*What needs to be done:*
Extract every line that contains the string "structured".

*Stored rows:*
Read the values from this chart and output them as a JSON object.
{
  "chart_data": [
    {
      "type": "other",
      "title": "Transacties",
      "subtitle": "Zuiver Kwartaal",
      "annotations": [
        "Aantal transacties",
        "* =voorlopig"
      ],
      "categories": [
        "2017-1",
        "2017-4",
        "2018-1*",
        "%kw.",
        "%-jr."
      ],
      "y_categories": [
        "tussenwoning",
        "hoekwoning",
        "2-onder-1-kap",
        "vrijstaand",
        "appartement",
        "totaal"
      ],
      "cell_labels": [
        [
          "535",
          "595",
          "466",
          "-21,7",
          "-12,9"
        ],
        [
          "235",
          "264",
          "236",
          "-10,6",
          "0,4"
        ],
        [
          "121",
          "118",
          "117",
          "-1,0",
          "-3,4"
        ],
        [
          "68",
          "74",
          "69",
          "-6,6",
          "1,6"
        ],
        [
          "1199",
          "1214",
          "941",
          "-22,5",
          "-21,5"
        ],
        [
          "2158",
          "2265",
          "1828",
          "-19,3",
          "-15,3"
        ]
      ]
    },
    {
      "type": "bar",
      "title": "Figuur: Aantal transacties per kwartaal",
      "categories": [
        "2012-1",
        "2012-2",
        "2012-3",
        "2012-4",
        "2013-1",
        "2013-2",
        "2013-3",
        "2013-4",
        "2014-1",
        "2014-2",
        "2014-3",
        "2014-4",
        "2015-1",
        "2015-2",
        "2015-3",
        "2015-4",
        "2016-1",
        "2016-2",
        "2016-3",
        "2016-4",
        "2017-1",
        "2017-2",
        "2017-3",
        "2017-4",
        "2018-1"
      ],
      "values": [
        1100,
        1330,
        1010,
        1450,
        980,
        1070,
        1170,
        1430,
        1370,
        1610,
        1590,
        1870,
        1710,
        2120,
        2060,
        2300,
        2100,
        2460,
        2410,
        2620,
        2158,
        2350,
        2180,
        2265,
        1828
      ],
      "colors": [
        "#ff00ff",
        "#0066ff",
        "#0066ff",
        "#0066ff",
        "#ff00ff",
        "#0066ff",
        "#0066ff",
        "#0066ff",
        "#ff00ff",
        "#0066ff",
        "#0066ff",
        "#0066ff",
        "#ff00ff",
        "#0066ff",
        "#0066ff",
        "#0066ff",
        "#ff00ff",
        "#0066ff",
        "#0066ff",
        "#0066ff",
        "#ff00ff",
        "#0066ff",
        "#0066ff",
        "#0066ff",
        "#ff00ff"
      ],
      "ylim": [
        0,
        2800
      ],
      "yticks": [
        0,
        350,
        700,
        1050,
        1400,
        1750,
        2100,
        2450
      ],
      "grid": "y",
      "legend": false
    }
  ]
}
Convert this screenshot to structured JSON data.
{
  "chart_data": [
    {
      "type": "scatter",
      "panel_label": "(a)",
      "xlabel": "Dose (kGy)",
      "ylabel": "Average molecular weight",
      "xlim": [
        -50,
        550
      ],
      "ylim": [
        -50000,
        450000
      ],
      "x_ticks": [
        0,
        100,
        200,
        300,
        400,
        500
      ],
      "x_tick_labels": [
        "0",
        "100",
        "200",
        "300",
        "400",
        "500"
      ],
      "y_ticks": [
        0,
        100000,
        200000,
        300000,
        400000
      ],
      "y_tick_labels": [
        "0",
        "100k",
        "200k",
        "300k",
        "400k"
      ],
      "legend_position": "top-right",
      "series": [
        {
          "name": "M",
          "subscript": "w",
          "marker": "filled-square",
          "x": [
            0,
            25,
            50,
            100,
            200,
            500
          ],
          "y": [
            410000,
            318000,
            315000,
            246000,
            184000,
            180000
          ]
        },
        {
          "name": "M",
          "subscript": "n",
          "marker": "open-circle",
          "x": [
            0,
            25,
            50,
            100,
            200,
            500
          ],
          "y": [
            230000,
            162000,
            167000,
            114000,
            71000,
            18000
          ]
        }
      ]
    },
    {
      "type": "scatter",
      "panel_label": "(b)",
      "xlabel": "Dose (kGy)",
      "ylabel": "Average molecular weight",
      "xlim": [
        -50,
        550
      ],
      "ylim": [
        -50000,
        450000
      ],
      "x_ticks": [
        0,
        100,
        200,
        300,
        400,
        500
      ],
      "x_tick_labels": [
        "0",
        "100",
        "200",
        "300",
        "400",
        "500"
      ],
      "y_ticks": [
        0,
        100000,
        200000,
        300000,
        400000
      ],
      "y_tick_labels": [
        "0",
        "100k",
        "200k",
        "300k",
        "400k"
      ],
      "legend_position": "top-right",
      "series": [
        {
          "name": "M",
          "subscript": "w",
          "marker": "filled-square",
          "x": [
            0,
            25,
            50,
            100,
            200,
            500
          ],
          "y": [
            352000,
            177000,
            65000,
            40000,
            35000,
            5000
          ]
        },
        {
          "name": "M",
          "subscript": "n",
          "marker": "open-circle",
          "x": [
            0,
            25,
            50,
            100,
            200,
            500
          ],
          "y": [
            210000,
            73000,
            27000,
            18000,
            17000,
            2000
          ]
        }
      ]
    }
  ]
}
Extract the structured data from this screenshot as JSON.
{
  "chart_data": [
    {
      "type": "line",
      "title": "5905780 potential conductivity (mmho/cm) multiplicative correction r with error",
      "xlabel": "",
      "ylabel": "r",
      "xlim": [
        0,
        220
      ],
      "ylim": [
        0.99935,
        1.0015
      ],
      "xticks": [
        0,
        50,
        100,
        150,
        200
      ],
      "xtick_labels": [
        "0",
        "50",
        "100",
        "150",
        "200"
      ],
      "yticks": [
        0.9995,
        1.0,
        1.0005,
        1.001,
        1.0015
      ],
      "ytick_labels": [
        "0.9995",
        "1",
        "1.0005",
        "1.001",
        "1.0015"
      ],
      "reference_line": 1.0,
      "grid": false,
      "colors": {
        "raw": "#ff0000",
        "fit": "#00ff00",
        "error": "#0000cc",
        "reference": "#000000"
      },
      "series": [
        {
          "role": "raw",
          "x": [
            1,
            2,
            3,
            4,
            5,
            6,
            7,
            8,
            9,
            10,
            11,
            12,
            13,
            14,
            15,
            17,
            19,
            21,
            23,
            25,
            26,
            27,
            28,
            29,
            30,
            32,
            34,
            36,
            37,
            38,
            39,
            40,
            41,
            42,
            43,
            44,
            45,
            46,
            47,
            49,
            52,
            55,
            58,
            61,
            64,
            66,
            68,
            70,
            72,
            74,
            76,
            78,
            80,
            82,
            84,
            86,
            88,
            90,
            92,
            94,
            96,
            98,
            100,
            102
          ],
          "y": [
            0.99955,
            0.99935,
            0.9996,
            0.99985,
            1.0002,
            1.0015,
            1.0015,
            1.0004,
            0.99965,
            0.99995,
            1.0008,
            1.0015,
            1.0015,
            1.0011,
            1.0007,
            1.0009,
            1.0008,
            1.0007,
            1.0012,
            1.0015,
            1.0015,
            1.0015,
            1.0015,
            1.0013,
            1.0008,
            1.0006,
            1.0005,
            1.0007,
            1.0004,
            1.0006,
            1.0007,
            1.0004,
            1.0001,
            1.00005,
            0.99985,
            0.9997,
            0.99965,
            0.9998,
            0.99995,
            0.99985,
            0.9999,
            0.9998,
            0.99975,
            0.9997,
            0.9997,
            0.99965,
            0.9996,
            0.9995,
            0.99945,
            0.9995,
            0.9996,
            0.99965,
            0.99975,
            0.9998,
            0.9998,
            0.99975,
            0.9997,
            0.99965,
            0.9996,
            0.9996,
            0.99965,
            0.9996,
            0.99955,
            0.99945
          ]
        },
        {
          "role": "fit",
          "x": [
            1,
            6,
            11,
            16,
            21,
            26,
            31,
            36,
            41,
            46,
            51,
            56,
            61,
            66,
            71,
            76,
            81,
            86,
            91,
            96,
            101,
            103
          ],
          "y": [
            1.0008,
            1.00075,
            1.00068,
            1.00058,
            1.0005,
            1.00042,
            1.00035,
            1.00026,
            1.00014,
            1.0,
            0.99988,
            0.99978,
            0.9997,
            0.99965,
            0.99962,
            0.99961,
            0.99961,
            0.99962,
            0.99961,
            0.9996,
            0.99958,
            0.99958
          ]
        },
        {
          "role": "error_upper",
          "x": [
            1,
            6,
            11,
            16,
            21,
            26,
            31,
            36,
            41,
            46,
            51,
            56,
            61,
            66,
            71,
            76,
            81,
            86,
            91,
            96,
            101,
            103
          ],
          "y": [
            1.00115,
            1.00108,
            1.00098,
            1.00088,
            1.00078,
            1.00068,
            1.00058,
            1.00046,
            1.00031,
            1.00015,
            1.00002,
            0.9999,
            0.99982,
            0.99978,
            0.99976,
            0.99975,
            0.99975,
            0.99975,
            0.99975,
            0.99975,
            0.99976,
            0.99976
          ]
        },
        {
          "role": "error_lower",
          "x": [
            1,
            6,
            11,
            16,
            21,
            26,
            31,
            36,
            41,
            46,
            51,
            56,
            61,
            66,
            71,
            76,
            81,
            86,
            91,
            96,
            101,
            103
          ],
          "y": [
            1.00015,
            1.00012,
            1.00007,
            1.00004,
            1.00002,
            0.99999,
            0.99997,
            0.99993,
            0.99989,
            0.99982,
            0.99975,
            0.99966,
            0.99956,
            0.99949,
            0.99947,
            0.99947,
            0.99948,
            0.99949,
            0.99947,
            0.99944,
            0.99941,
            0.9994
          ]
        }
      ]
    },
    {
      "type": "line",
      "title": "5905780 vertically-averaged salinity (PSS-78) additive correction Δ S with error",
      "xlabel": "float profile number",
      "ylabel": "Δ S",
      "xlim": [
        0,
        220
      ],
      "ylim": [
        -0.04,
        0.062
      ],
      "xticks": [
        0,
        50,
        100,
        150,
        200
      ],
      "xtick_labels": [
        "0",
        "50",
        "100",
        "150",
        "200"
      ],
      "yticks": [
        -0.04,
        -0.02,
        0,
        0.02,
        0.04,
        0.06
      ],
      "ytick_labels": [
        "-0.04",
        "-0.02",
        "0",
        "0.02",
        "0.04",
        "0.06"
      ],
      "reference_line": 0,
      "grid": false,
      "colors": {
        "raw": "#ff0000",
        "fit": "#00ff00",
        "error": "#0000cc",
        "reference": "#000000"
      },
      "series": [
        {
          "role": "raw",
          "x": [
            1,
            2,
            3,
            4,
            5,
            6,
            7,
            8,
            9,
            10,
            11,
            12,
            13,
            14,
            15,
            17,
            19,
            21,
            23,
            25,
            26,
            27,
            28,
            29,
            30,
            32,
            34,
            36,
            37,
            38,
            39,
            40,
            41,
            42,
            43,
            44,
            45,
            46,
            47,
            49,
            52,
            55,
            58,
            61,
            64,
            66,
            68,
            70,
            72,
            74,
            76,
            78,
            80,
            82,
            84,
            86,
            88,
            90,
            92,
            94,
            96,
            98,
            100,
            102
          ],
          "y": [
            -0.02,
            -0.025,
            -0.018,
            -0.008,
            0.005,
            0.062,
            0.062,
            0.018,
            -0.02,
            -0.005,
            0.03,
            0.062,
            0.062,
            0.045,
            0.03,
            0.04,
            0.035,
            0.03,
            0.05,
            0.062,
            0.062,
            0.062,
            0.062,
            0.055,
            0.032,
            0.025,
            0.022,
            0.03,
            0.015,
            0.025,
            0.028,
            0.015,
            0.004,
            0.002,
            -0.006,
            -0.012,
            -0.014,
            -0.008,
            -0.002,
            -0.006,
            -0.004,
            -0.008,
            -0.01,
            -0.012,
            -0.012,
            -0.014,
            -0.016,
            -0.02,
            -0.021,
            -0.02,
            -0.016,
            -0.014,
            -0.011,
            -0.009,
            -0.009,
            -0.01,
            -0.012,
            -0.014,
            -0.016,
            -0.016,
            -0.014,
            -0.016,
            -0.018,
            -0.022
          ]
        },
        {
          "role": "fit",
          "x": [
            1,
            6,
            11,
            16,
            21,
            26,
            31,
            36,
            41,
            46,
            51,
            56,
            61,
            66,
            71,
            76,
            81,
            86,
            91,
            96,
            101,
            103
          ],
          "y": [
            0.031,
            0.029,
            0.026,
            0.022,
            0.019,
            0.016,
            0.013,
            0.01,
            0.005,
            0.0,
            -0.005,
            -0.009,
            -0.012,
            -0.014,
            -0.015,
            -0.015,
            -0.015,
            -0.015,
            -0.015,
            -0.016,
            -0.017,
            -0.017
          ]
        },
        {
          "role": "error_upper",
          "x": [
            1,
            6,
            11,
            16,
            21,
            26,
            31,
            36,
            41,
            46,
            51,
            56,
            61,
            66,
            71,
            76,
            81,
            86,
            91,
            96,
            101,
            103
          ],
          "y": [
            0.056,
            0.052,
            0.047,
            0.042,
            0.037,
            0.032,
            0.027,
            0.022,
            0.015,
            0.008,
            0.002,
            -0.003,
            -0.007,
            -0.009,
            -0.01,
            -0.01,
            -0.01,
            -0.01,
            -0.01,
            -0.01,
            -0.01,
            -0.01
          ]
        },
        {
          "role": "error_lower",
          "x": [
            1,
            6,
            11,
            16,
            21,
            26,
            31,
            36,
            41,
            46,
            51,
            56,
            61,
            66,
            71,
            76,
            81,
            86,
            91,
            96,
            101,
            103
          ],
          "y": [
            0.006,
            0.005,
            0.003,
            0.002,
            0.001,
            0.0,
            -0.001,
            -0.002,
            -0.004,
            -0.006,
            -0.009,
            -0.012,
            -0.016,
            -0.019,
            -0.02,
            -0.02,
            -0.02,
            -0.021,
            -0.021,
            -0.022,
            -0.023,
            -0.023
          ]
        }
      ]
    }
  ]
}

*Task solution:*
Convert this screenshot to structured JSON data.
Extract the structured data from this screenshot as JSON.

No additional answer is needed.